==== DOCUMENT SECTION

    In 2012 after Mum started to lose weight, because she didn't feel like eating, had upset stomach and gas, and constant constipation, she was referred for a CT colonography. She then had 2 colonoscopies and had removed several small polyps, removed, but surgery recommnded for a larger pre cancerous one. Mum had no bleeding from the bowell. This was all at the start of Mums dementia.

    Mum found the bowel prep, enemas very distressing. She got through the surgery well, but we feel the GA hastened her dementia.

    Mums cancer was early stage and no further treatment necessary.
    All her blood tests are still stable. We have decided that we won't put Mum through any more colonoscopies or diagnostic tests that may cause distress.

    What type of Leukemia has your Mum got. If Its CLL like my Mum, has her white blood cells increased therefore decreasing her other blood counts?
     
  4. Lancashirelady

    Lancashirelady Registered User

    Oct 7, 2014
    110
    To be honest, I don't actually know. She has had it for years - well before she started showing signs of dementia - and never went into details with me. She had an annual hospital review then somehow got lost in the system and hasn't had a recall since 2011, which suited her fine. Like many older people she doesn't do doctors!
     
  5. Lancashirelady

    Lancashirelady Registered User

    Oct 7, 2014
    110
    My Mum said years ago that she wanted DNR. We were put to the test about 8 years ago when she had pneumonia and I really wavered when asked about treatment. A nurse told me that if we went for DNR the doctors would just make her comfortable with no intervention even though she was not yet desperately ill. I felt that she deserved a chance so opted for treatment. She never did need resuscitation, though spent a week in high dependency.

========

■ TASKS ■
1. In the forum posts about mothers with dementia, how long did the mother with pneumonia spend in high dependency?
2. Continue the forum posts about mothers with dementia, starting right after the final sentence shown.
The rows come from a separate source, not from the forum posts.

==== SOURCE DATA

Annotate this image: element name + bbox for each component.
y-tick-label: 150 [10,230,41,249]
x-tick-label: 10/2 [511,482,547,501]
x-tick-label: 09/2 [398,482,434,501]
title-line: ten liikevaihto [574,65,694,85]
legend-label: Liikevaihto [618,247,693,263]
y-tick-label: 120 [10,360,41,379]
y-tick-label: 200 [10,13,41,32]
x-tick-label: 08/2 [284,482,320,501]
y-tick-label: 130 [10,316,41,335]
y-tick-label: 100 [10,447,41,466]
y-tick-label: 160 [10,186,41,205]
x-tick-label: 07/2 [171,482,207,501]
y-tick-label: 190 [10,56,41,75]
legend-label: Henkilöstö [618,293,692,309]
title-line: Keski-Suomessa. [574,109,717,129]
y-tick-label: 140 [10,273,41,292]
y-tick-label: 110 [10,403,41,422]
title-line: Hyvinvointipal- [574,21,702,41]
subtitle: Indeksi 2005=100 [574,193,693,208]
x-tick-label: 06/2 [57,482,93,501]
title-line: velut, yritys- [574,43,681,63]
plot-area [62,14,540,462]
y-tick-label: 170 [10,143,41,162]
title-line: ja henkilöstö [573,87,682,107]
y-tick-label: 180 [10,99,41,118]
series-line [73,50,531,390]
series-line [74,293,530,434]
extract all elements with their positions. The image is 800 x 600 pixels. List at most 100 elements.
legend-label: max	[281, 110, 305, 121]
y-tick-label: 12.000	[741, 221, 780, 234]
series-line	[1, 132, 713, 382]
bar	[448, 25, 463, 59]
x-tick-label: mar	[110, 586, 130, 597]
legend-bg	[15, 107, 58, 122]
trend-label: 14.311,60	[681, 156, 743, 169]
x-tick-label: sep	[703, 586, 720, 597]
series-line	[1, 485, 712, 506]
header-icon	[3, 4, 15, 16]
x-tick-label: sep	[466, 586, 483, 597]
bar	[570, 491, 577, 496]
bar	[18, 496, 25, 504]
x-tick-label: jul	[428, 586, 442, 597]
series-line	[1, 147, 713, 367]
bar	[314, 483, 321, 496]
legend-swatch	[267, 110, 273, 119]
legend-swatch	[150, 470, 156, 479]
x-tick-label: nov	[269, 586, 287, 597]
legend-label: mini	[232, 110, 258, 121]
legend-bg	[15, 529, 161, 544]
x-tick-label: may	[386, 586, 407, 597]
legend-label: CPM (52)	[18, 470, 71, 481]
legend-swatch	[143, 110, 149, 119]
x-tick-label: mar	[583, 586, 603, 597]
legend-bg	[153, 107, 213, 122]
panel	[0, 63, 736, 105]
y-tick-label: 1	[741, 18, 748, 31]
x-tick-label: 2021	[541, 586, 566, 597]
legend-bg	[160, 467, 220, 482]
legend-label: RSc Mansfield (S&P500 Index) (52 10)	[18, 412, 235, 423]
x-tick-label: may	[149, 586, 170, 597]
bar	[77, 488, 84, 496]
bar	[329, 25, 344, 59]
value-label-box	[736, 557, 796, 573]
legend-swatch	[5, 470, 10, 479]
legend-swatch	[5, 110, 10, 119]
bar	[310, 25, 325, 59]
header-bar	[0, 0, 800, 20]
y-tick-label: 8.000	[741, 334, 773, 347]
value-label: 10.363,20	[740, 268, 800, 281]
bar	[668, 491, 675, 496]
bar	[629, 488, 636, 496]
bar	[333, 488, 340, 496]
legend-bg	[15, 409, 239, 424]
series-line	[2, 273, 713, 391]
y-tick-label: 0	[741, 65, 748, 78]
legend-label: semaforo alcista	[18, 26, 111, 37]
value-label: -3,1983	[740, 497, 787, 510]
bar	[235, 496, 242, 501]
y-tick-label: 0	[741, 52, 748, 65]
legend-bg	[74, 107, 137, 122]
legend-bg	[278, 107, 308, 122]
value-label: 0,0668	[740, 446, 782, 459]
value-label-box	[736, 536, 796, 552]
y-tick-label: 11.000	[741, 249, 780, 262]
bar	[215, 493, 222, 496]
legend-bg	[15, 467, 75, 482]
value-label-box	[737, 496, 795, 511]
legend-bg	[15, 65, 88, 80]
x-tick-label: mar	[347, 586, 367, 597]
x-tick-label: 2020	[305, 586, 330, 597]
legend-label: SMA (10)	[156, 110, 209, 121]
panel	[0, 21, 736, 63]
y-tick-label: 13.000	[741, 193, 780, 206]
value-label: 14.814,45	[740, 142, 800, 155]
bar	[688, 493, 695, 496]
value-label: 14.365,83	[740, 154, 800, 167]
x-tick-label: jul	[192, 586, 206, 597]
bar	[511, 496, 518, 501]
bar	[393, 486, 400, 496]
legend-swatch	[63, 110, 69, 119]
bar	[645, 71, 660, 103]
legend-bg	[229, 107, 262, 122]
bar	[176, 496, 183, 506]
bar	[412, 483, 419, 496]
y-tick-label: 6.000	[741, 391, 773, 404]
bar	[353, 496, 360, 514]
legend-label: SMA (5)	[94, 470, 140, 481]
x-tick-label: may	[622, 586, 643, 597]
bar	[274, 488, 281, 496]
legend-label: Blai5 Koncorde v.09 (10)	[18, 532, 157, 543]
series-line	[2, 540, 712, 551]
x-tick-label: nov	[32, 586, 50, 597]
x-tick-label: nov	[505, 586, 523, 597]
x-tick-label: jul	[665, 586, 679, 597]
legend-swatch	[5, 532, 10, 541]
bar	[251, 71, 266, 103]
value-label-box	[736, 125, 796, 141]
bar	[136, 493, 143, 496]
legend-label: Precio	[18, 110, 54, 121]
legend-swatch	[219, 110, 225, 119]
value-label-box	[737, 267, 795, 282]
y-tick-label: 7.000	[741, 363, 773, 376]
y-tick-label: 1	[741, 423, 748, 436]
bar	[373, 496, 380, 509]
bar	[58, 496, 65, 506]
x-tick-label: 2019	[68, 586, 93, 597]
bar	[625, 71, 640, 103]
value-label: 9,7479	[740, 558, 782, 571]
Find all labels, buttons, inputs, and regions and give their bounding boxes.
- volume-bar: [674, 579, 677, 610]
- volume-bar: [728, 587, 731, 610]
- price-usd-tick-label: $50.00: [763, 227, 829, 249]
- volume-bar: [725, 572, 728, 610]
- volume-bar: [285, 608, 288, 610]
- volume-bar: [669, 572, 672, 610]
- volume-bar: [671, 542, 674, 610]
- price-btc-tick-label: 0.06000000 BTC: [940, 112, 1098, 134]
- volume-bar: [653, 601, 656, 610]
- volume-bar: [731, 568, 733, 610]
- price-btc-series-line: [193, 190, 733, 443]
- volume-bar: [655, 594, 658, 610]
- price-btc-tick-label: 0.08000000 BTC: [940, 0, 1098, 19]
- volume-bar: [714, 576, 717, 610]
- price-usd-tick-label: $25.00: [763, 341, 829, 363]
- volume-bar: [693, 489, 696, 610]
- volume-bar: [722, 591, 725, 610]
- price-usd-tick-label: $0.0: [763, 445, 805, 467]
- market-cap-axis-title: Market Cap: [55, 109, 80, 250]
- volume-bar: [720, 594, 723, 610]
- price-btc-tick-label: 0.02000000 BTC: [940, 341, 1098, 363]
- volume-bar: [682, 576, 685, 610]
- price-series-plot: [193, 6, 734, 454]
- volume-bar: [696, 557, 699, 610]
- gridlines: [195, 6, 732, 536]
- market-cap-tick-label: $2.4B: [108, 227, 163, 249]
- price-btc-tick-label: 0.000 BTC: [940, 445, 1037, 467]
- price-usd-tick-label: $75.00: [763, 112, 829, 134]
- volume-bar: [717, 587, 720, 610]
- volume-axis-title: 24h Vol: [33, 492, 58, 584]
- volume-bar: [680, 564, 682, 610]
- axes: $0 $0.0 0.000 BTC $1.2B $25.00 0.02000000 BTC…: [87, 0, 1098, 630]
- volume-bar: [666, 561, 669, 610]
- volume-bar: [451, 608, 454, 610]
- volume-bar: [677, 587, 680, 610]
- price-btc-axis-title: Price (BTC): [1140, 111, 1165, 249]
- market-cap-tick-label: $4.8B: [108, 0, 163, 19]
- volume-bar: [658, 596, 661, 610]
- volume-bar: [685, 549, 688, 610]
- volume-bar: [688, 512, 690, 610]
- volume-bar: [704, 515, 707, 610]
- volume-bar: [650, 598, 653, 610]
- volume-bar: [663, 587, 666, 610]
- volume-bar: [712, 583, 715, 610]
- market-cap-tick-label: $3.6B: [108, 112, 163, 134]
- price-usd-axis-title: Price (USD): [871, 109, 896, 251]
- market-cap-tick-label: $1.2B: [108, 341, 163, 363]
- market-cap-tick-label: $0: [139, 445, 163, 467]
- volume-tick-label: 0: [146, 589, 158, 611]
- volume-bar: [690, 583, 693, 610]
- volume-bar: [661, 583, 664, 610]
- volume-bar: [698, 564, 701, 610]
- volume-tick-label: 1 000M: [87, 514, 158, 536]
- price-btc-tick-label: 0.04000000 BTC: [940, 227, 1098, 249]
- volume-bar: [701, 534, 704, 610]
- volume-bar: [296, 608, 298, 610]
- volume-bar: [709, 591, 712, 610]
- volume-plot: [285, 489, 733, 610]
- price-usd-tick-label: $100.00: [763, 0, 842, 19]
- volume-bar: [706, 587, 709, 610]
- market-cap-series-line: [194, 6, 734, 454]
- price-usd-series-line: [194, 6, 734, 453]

========

■ ANSWERS FOR THE TASKS ■
1. A week.

2.
    Mum is still quite lucid. Her memory is the major problem. She knows she can't remember and finds it distressing. Her eyesight is also very poor so she can;t read or do a lot of activities. She tells me every time I visit that she would happily die in the next 10 minutes, which is pretty upsetting but I can understand that she is bored rigid much of the time and doesn't get much pleasure out of life any more. If it came down to DNR now I wouldn't hesitate much as I don't want to lose her.
     
  6. Pickles53

    Pickles53 Registered User

    Feb 25, 2014
    2,482
    Radcliffe on Trent
    It's so hard isn't it, to hear that being said again and again. You're trying to make your mum's life as good as it can be in the circumstances, and it feels like a rejection of your efforts. At the same time, you have to acknowledge that you would probably feel the same and that there is vey little for her to look forward to.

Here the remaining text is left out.